# DOCUMENT TEXT
□ □ □

LAMB
More lamb schedules lifts this week, as supply tightens and processors desperately try to satisfy regular customer requirements.
Chilled negotiations are having to cover exchange rate lifts and how much will be returned to the farm gate is yet to be seen.
Some analysts are predicting early lamb prices of $6-$6.20/kg but only briefly, with values falling to an unsustainable $5.10-$5.25 in January 17.
With so much farm profitability dairy focused, the sheep sectors demise has gone under the radar, but if these levels do eventuate in a year where Beef and Lamb NZ predicts 700,000 fewer lambs, the financial pressures will shift to sheep farmers.
Many of the early lambing areas in the south and east of both islands are still dry but report good survival at lambing although are concerned how they will feed them.
Local trade prices are rising faster in the north than in the south, but average Canterbury saleyard values for prime lambs are now in the $123-$127 range.
WOOL
This week’s South Island wool sale was again weaker and vendors only sold 78% of the sale, in spite of offering some of the best pre lamb fleece of the season
The European buyers continue to dominate the sale and the lack of Chinese activity is a worrying trend.

□ □ □

# DATASET RECORDS

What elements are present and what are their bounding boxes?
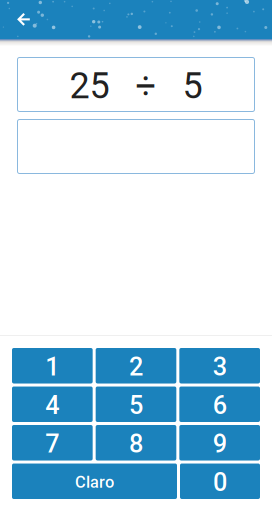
staticText: 2 — [129, 352, 143, 382]
button[interactable]: 9 — [179, 425, 260, 460]
button[interactable]: Back — [0, 0, 46, 39]
staticText: 9 — [213, 429, 227, 459]
staticText: 4 — [45, 390, 59, 420]
button[interactable]: 5 — [96, 386, 176, 422]
button[interactable]: 2 — [96, 348, 176, 384]
staticText: ÷ — [136, 65, 156, 107]
button[interactable]: 4 — [12, 386, 93, 422]
button[interactable]: 1 — [12, 348, 93, 384]
staticText: Claro — [75, 473, 114, 492]
button[interactable]: Claro — [12, 464, 177, 499]
button[interactable]: 6 — [179, 386, 260, 422]
staticText: 1 — [45, 352, 59, 382]
staticText: 3 — [213, 352, 227, 382]
staticText: 5 — [129, 390, 143, 420]
staticText: 5 — [182, 65, 202, 107]
button[interactable]: 8 — [96, 425, 176, 460]
button[interactable]: 3 — [179, 348, 260, 384]
staticText: 25 — [70, 65, 110, 107]
button[interactable]: 0 — [180, 464, 260, 499]
staticText: 6 — [213, 390, 227, 420]
staticText: 0 — [213, 467, 227, 497]
staticText: 7 — [45, 429, 59, 459]
staticText: 8 — [129, 429, 143, 459]
button[interactable]: 7 — [12, 425, 93, 460]
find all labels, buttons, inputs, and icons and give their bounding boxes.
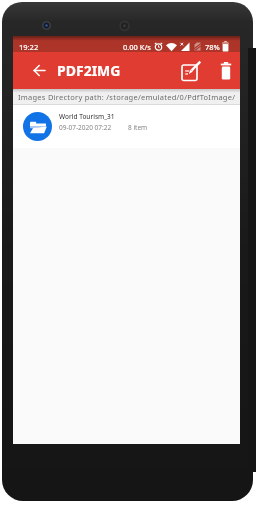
- button[interactable]: [220, 61, 232, 81]
- staticText: World Tourism_31: [59, 112, 115, 121]
- staticText: 78%: [205, 42, 220, 52]
- staticText: Images Directory path: /storage/emulated…: [18, 92, 236, 102]
- button[interactable]: [181, 59, 202, 83]
- button[interactable]: World Tourism_31: [13, 105, 240, 148]
- button[interactable]: [33, 64, 46, 77]
- staticText: PDF2IMG: [57, 61, 121, 80]
- staticText: 09-07-2020 07:22: [59, 123, 112, 132]
- staticText: 19:22: [19, 42, 39, 52]
- staticText: 8 item: [128, 123, 148, 132]
- staticText: 0.00 K/s: [123, 42, 151, 52]
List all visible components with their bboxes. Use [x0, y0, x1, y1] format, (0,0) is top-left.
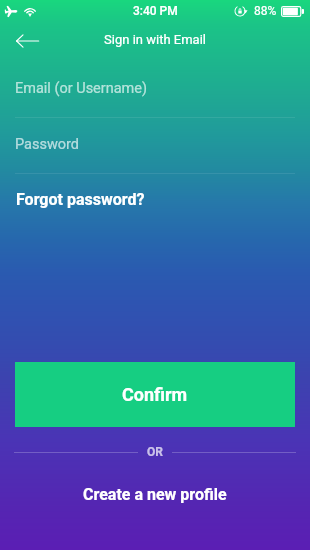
staticText: Forgot password?	[16, 190, 145, 209]
button[interactable]: Forgot password?	[15, 188, 146, 211]
staticText: Email (or Username)	[15, 80, 148, 97]
button[interactable]: Create a new profile	[77, 483, 233, 506]
staticText: OR	[147, 445, 163, 459]
staticText: 88%	[254, 4, 277, 18]
button[interactable]: Back	[8, 20, 48, 58]
staticText: 3:40 PM	[133, 4, 178, 18]
staticText: Create a new profile	[83, 485, 227, 504]
button[interactable]: Confirm	[15, 362, 295, 427]
staticText: Confirm	[122, 384, 188, 405]
staticText: Sign in with Email	[104, 32, 206, 47]
staticText: Password	[15, 136, 80, 153]
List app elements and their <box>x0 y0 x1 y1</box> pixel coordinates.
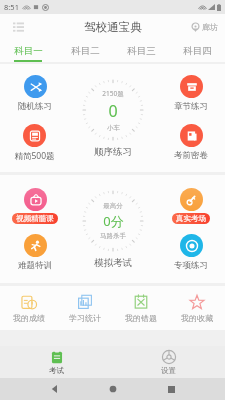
button[interactable]: 考试 <box>0 346 112 378</box>
staticText: 精简500题 <box>14 150 55 162</box>
staticText: 视频精髓课 <box>16 214 54 223</box>
button[interactable]: 考前密卷 <box>172 123 210 162</box>
staticText: 马路杀手 <box>100 232 126 240</box>
staticText: 廊坊 <box>202 22 218 32</box>
button[interactable]: 0分 <box>82 190 144 252</box>
staticText: 我的收藏 <box>181 313 213 323</box>
button[interactable]: 我的成绩 <box>0 286 57 330</box>
staticText: 0分 <box>103 212 124 230</box>
button[interactable]: 廊坊 <box>191 22 218 32</box>
staticText: 顺序练习 <box>94 146 132 158</box>
staticText: 真实考场 <box>176 214 206 223</box>
button[interactable]: Menu <box>8 17 28 37</box>
staticText: 科目一 <box>14 45 43 57</box>
button[interactable]: 专项练习 <box>172 233 210 272</box>
staticText: 章节练习 <box>174 101 208 112</box>
button[interactable]: 章节练习 <box>172 74 210 113</box>
button[interactable]: 我的收藏 <box>169 286 225 330</box>
staticText: 2150题 <box>102 89 124 98</box>
button[interactable]: 精简500题 <box>12 123 57 163</box>
button[interactable]: 难题特训 <box>16 233 54 272</box>
staticText: 学习统计 <box>69 313 101 323</box>
staticText: 8:51 <box>4 2 19 12</box>
staticText: 设置 <box>161 366 176 375</box>
button[interactable]: 学习统计 <box>57 286 113 330</box>
button[interactable]: 设置 <box>112 346 225 378</box>
button[interactable]: 随机练习 <box>16 74 54 113</box>
staticText: 最高分 <box>103 202 123 210</box>
button[interactable]: 我的错题 <box>113 286 169 330</box>
button[interactable]: 科目二 <box>57 40 113 62</box>
staticText: 0 <box>108 100 118 122</box>
staticText: 我的错题 <box>125 313 157 323</box>
staticText: 科目四 <box>183 45 212 57</box>
button[interactable]: 科目四 <box>169 40 225 62</box>
staticText: 我的成绩 <box>13 313 45 323</box>
staticText: 科目三 <box>127 45 156 57</box>
staticText: 驾校通宝典 <box>84 20 142 34</box>
staticText: 模拟考试 <box>94 257 132 269</box>
staticText: 随机练习 <box>18 101 52 112</box>
button[interactable]: 科目三 <box>113 40 169 62</box>
button[interactable]: 科目一 <box>0 40 57 62</box>
staticText: 科目二 <box>71 45 100 57</box>
staticText: 考试 <box>49 366 64 375</box>
staticText: 考前密卷 <box>174 150 208 161</box>
staticText: 专项练习 <box>174 260 208 271</box>
button[interactable]: 0 <box>82 79 144 141</box>
staticText: 小车 <box>107 124 120 132</box>
staticText: 难题特训 <box>18 260 52 271</box>
button[interactable]: 真实考场 <box>170 187 212 225</box>
button[interactable]: 视频精髓课 <box>10 187 60 225</box>
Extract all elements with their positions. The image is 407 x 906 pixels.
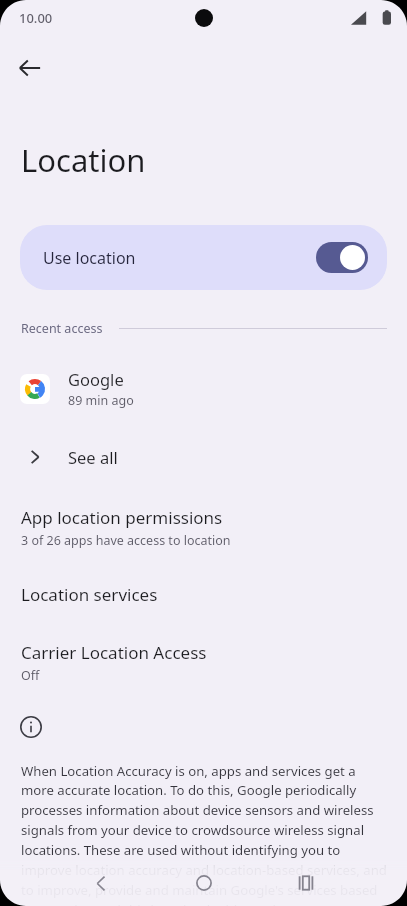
staticText: Off bbox=[21, 667, 40, 684]
staticText: Use location bbox=[43, 247, 136, 269]
staticText: Carrier Location Access bbox=[21, 641, 207, 664]
staticText: 3 of 26 apps have access to location bbox=[21, 532, 231, 549]
staticText: See all bbox=[68, 446, 118, 468]
button[interactable]: See all bbox=[0, 436, 407, 478]
staticText: Location bbox=[21, 139, 146, 181]
button[interactable]: App location permissions bbox=[0, 504, 407, 551]
staticText: When Location Accuracy is on, apps and s… bbox=[21, 762, 389, 906]
button[interactable]: Carrier Location Access bbox=[0, 639, 407, 686]
staticText: 10.00 bbox=[19, 9, 53, 27]
button[interactable]: Back bbox=[6, 44, 54, 92]
button[interactable]: Use location bbox=[20, 225, 387, 290]
staticText: Location services bbox=[21, 583, 158, 606]
button[interactable]: Location services bbox=[0, 581, 407, 608]
staticText: Recent access bbox=[21, 320, 103, 337]
staticText: 89 min ago bbox=[68, 392, 134, 409]
button[interactable]: Home bbox=[181, 860, 227, 906]
button[interactable]: Recent apps bbox=[283, 860, 329, 906]
button[interactable]: Back bbox=[78, 860, 124, 906]
button[interactable]: Google bbox=[0, 366, 407, 411]
staticText: Google bbox=[68, 368, 124, 390]
staticText: App location permissions bbox=[21, 506, 223, 529]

□ □ □

# EXERCISES TO COMPLETE
A. Return every line of the rows that contains the string "随机练习".
B. Pick up the lamb and wool market report from where it stops and continue it.

# OUTPUTS IN ORDER
A.
button[interactable]: 随机练习 <box>16 74 54 113</box>
staticText: 随机练习 <box>18 101 52 112</box>

B.
Fine wools also eased back in price to now sit at Australian levels, although the offering of high tensile strength Merino wools, attracted good premiums.
BEEF
Beef schedules were stable again this week, as Rabobank predicts that US beef prices at retail will fall 22% this year.
Analysts suggest some readjustment of the manufacturing grades could occur on the back of easing US demand as processors look to recover profits after earlier margins looked thin.
Firstlight Foods have been promoting grass fed wagyu beef calves as an alternative option for beef farmers in the region to fill the gaps from reduced dairy support.
Store stock that is available is receiving strong demand with some young animals selling for more than $3/kg in southern saleyards, and early bobby calf sales seem to be well ahead of last year’s prices.
Local trade schedules in the north have now made $6/kg cwt are are 30c/kg ahead of the south as demand for quality animals builds.
DEER
More stable venison schedules again this week, as demand remains strong but farm gate returns are hampered by the strong Euro against the Kiwi.
Servicing existing programmes and new market initiatives are the focus of all processors as the industry realigns with a reducing supply due to a reinvestment into female breeding stock.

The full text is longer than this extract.